[EXERCISE DIRECTIONS] Copy every line in the records below that contains the word "this".

[SUPPLIED ENTRIES]
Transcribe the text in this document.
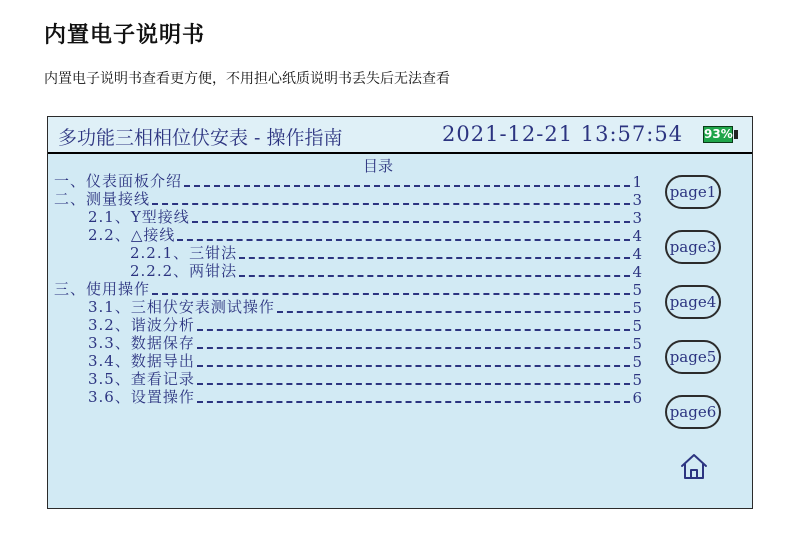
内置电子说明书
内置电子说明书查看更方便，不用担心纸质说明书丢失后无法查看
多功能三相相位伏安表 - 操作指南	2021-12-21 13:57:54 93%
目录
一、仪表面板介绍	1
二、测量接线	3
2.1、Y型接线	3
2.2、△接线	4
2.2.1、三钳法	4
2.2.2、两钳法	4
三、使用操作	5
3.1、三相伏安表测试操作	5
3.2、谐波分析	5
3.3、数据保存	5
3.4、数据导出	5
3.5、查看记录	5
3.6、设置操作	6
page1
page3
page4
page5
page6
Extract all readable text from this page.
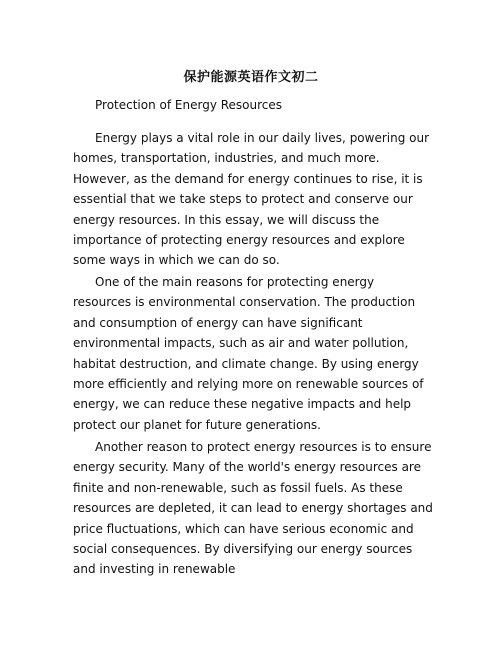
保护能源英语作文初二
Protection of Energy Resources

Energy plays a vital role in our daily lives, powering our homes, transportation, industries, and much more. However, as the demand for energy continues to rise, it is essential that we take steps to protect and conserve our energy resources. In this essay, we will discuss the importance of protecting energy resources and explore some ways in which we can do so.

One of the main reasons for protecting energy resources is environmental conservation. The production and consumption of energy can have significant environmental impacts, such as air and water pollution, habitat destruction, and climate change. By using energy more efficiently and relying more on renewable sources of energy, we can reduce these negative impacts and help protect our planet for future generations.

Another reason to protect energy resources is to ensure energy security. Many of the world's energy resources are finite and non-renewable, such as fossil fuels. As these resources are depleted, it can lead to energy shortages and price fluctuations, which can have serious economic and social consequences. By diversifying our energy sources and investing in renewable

[COMPLETE RESPONSE]
Transcribe the text in this document.
Extract all readable text from this page.
Energy plays a vital role in our daily lives, powering our homes, transportation, industries, and much more. However, as the demand for energy continues to rise, it is essential that we take steps to protect and conserve our energy resources. In this essay, we will discuss the importance of protecting energy resources and explore some ways in which we can do so.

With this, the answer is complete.